→ INPUT DATA

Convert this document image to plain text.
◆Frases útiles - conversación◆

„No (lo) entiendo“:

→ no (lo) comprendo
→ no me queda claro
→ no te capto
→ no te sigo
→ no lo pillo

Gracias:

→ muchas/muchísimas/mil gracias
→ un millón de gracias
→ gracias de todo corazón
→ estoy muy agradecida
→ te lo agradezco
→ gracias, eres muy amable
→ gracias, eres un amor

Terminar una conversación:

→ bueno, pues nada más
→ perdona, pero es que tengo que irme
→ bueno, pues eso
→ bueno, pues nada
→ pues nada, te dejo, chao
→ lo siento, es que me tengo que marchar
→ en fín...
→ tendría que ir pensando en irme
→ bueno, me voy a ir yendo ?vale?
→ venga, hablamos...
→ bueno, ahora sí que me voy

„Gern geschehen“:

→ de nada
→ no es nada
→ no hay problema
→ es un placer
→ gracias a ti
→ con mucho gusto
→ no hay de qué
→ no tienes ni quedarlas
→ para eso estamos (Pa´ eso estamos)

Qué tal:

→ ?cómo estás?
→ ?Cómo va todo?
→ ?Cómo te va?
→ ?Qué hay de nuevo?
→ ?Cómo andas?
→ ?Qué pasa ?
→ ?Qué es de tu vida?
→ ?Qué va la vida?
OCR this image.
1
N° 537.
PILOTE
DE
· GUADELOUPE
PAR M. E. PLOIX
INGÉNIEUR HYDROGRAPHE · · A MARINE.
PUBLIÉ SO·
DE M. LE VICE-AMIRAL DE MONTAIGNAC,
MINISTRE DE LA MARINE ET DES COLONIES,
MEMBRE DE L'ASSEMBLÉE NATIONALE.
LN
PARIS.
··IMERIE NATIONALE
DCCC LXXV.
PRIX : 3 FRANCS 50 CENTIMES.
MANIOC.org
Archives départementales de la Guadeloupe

→ WORK TO BE COMPLETED
Using the listing, copy every line where the word "conversación" shows up.

→ SOLUTION FOR THIS PROBLEM
◆Frases útiles - conversación◆
Terminar una conversación:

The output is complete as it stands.